GOAL. Quote the listing below in its entirety.

DATA PROVIDED.

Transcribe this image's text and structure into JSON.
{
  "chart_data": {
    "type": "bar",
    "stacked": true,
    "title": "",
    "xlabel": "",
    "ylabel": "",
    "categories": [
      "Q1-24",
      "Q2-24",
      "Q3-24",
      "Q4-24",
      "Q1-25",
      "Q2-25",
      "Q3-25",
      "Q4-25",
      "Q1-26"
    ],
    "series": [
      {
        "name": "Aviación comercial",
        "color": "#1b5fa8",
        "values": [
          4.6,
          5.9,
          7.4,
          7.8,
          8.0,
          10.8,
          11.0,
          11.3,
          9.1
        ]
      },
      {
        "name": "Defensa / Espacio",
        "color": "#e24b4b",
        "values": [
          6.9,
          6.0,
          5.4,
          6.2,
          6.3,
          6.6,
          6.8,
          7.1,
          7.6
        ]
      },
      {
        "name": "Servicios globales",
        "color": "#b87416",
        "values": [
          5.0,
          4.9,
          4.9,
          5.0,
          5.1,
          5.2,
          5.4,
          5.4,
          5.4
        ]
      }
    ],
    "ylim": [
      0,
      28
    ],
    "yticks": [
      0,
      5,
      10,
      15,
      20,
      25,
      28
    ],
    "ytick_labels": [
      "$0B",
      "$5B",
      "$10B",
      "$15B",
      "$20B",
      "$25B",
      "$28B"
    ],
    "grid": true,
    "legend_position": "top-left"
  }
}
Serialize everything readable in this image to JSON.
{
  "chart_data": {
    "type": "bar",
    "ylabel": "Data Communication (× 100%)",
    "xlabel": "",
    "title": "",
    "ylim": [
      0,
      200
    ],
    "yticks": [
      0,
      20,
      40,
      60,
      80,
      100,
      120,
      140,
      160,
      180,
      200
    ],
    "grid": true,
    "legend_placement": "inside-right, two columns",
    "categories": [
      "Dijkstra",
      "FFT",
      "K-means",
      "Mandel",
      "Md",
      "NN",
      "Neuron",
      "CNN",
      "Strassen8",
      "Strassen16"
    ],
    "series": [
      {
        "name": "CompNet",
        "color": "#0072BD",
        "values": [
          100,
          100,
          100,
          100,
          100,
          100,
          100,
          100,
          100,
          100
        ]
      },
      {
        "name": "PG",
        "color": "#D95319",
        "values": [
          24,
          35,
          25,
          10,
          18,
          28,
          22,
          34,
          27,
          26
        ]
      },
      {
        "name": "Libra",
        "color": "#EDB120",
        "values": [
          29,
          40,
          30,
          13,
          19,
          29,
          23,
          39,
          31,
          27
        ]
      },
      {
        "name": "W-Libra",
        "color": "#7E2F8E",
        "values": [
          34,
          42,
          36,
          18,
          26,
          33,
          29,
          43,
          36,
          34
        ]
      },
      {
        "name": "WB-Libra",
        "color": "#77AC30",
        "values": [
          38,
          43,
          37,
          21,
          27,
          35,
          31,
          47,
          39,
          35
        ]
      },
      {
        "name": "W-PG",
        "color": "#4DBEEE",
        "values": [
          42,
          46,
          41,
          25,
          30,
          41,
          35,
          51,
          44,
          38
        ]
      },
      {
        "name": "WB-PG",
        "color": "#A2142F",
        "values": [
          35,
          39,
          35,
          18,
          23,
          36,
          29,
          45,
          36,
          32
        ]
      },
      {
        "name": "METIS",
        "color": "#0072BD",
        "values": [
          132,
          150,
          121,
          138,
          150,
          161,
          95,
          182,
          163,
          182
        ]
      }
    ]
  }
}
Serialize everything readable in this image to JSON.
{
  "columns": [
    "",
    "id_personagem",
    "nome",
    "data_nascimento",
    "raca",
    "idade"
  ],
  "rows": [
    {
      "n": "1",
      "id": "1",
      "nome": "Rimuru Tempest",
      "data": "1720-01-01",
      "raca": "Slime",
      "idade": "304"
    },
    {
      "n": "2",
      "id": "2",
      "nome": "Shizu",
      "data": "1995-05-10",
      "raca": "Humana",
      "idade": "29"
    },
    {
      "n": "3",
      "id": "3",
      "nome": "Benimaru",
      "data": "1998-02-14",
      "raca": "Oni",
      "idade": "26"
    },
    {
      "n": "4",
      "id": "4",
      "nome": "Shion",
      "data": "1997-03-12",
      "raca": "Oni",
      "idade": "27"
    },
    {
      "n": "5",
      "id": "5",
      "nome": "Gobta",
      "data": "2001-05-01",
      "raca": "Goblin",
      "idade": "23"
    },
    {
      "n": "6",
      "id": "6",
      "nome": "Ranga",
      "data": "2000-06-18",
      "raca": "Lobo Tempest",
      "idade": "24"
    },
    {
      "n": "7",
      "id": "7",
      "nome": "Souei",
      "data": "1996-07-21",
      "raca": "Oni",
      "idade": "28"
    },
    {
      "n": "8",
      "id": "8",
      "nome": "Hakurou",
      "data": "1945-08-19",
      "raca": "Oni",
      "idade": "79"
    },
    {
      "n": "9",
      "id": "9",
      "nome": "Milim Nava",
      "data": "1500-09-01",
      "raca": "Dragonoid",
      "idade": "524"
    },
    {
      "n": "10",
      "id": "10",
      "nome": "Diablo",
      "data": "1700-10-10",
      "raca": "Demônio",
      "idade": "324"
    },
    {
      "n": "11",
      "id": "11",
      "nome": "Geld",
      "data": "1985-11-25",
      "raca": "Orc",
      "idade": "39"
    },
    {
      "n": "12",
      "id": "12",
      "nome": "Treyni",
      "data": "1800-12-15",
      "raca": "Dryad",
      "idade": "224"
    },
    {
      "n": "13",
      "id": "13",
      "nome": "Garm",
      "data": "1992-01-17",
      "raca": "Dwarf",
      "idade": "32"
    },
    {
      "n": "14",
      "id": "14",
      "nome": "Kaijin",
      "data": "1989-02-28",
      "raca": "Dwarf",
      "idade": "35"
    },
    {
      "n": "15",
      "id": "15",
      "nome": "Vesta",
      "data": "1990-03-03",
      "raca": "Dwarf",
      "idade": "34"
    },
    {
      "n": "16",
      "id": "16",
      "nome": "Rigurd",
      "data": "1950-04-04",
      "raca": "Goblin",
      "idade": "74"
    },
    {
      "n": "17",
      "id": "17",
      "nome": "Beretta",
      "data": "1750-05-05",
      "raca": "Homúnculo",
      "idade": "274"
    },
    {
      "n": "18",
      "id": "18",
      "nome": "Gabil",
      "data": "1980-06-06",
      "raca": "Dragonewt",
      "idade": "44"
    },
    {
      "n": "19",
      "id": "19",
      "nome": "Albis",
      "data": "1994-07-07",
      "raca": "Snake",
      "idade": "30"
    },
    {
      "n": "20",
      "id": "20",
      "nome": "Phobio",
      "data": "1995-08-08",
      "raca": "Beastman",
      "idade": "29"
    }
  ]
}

ANSWER FOR THIS EXERCISE.
Transcribe this image's text and structure into JSON.
{
  "chart_data": {
    "type": "bar",
    "stacked": true,
    "title": "",
    "xlabel": "",
    "ylabel": "",
    "categories": [
      "Q1-24",
      "Q2-24",
      "Q3-24",
      "Q4-24",
      "Q1-25",
      "Q2-25",
      "Q3-25",
      "Q4-25",
      "Q1-26"
    ],
    "series": [
      {
        "name": "Aviación comercial",
        "color": "#1b5fa8",
        "values": [
          4.6,
          5.9,
          7.4,
          7.8,
          8.0,
          10.8,
          11.0,
          11.3,
          9.1
        ]
      },
      {
        "name": "Defensa / Espacio",
        "color": "#e24b4b",
        "values": [
          6.9,
          6.0,
          5.4,
          6.2,
          6.3,
          6.6,
          6.8,
          7.1,
          7.6
        ]
      },
      {
        "name": "Servicios globales",
        "color": "#b87416",
        "values": [
          5.0,
          4.9,
          4.9,
          5.0,
          5.1,
          5.2,
          5.4,
          5.4,
          5.4
        ]
      }
    ],
    "ylim": [
      0,
      28
    ],
    "yticks": [
      0,
      5,
      10,
      15,
      20,
      25,
      28
    ],
    "ytick_labels": [
      "$0B",
      "$5B",
      "$10B",
      "$15B",
      "$20B",
      "$25B",
      "$28B"
    ],
    "grid": true,
    "legend_position": "top-left"
  }
}
Serialize everything readable in this image to JSON.
{
  "chart_data": {
    "type": "bar",
    "ylabel": "Data Communication (× 100%)",
    "xlabel": "",
    "title": "",
    "ylim": [
      0,
      200
    ],
    "yticks": [
      0,
      20,
      40,
      60,
      80,
      100,
      120,
      140,
      160,
      180,
      200
    ],
    "grid": true,
    "legend_placement": "inside-right, two columns",
    "categories": [
      "Dijkstra",
      "FFT",
      "K-means",
      "Mandel",
      "Md",
      "NN",
      "Neuron",
      "CNN",
      "Strassen8",
      "Strassen16"
    ],
    "series": [
      {
        "name": "CompNet",
        "color": "#0072BD",
        "values": [
          100,
          100,
          100,
          100,
          100,
          100,
          100,
          100,
          100,
          100
        ]
      },
      {
        "name": "PG",
        "color": "#D95319",
        "values": [
          24,
          35,
          25,
          10,
          18,
          28,
          22,
          34,
          27,
          26
        ]
      },
      {
        "name": "Libra",
        "color": "#EDB120",
        "values": [
          29,
          40,
          30,
          13,
          19,
          29,
          23,
          39,
          31,
          27
        ]
      },
      {
        "name": "W-Libra",
        "color": "#7E2F8E",
        "values": [
          34,
          42,
          36,
          18,
          26,
          33,
          29,
          43,
          36,
          34
        ]
      },
      {
        "name": "WB-Libra",
        "color": "#77AC30",
        "values": [
          38,
          43,
          37,
          21,
          27,
          35,
          31,
          47,
          39,
          35
        ]
      },
      {
        "name": "W-PG",
        "color": "#4DBEEE",
        "values": [
          42,
          46,
          41,
          25,
          30,
          41,
          35,
          51,
          44,
          38
        ]
      },
      {
        "name": "WB-PG",
        "color": "#A2142F",
        "values": [
          35,
          39,
          35,
          18,
          23,
          36,
          29,
          45,
          36,
          32
        ]
      },
      {
        "name": "METIS",
        "color": "#0072BD",
        "values": [
          132,
          150,
          121,
          138,
          150,
          161,
          95,
          182,
          163,
          182
        ]
      }
    ]
  }
}
Serialize everything readable in this image to JSON.
{
  "columns": [
    "",
    "id_personagem",
    "nome",
    "data_nascimento",
    "raca",
    "idade"
  ],
  "rows": [
    {
      "n": "1",
      "id": "1",
      "nome": "Rimuru Tempest",
      "data": "1720-01-01",
      "raca": "Slime",
      "idade": "304"
    },
    {
      "n": "2",
      "id": "2",
      "nome": "Shizu",
      "data": "1995-05-10",
      "raca": "Humana",
      "idade": "29"
    },
    {
      "n": "3",
      "id": "3",
      "nome": "Benimaru",
      "data": "1998-02-14",
      "raca": "Oni",
      "idade": "26"
    },
    {
      "n": "4",
      "id": "4",
      "nome": "Shion",
      "data": "1997-03-12",
      "raca": "Oni",
      "idade": "27"
    },
    {
      "n": "5",
      "id": "5",
      "nome": "Gobta",
      "data": "2001-05-01",
      "raca": "Goblin",
      "idade": "23"
    },
    {
      "n": "6",
      "id": "6",
      "nome": "Ranga",
      "data": "2000-06-18",
      "raca": "Lobo Tempest",
      "idade": "24"
    },
    {
      "n": "7",
      "id": "7",
      "nome": "Souei",
      "data": "1996-07-21",
      "raca": "Oni",
      "idade": "28"
    },
    {
      "n": "8",
      "id": "8",
      "nome": "Hakurou",
      "data": "1945-08-19",
      "raca": "Oni",
      "idade": "79"
    },
    {
      "n": "9",
      "id": "9",
      "nome": "Milim Nava",
      "data": "1500-09-01",
      "raca": "Dragonoid",
      "idade": "524"
    },
    {
      "n": "10",
      "id": "10",
      "nome": "Diablo",
      "data": "1700-10-10",
      "raca": "Demônio",
      "idade": "324"
    },
    {
      "n": "11",
      "id": "11",
      "nome": "Geld",
      "data": "1985-11-25",
      "raca": "Orc",
      "idade": "39"
    },
    {
      "n": "12",
      "id": "12",
      "nome": "Treyni",
      "data": "1800-12-15",
      "raca": "Dryad",
      "idade": "224"
    },
    {
      "n": "13",
      "id": "13",
      "nome": "Garm",
      "data": "1992-01-17",
      "raca": "Dwarf",
      "idade": "32"
    },
    {
      "n": "14",
      "id": "14",
      "nome": "Kaijin",
      "data": "1989-02-28",
      "raca": "Dwarf",
      "idade": "35"
    },
    {
      "n": "15",
      "id": "15",
      "nome": "Vesta",
      "data": "1990-03-03",
      "raca": "Dwarf",
      "idade": "34"
    },
    {
      "n": "16",
      "id": "16",
      "nome": "Rigurd",
      "data": "1950-04-04",
      "raca": "Goblin",
      "idade": "74"
    },
    {
      "n": "17",
      "id": "17",
      "nome": "Beretta",
      "data": "1750-05-05",
      "raca": "Homúnculo",
      "idade": "274"
    },
    {
      "n": "18",
      "id": "18",
      "nome": "Gabil",
      "data": "1980-06-06",
      "raca": "Dragonewt",
      "idade": "44"
    },
    {
      "n": "19",
      "id": "19",
      "nome": "Albis",
      "data": "1994-07-07",
      "raca": "Snake",
      "idade": "30"
    },
    {
      "n": "20",
      "id": "20",
      "nome": "Phobio",
      "data": "1995-08-08",
      "raca": "Beastman",
      "idade": "29"
    }
  ]
}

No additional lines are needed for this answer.